(Records that describe figures)
_____

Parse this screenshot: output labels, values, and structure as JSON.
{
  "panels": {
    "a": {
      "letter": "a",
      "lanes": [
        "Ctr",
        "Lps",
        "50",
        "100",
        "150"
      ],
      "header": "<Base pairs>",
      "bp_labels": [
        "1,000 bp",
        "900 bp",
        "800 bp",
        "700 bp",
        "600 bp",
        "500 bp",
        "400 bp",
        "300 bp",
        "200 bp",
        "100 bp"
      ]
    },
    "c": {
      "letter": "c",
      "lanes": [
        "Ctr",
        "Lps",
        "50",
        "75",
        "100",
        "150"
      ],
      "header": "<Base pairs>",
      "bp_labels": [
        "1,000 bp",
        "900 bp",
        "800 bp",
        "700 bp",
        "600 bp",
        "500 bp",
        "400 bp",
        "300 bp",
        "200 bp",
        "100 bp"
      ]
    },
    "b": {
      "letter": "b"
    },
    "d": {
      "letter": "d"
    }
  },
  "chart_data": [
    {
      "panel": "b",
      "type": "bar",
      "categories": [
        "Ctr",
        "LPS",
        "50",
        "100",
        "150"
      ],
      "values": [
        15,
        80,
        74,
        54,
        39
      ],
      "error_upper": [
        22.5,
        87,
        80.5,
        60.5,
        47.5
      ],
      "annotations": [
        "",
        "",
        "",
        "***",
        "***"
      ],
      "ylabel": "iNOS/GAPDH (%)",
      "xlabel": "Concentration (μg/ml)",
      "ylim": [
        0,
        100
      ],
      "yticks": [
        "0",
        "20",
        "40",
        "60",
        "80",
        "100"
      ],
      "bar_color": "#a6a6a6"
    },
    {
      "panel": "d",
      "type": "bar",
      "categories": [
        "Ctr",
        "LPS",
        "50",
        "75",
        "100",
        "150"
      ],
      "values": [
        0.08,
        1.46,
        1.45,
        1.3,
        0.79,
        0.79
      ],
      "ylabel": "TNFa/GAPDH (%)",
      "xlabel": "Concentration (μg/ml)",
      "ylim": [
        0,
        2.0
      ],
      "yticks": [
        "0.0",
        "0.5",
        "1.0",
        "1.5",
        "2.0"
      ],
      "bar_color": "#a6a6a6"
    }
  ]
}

_____

- **Aim of the task**
Review the preceding data and report every line that includes the string "GAPDH".

- **Result**
      "ylabel": "iNOS/GAPDH (%)",
      "ylabel": "TNFa/GAPDH (%)",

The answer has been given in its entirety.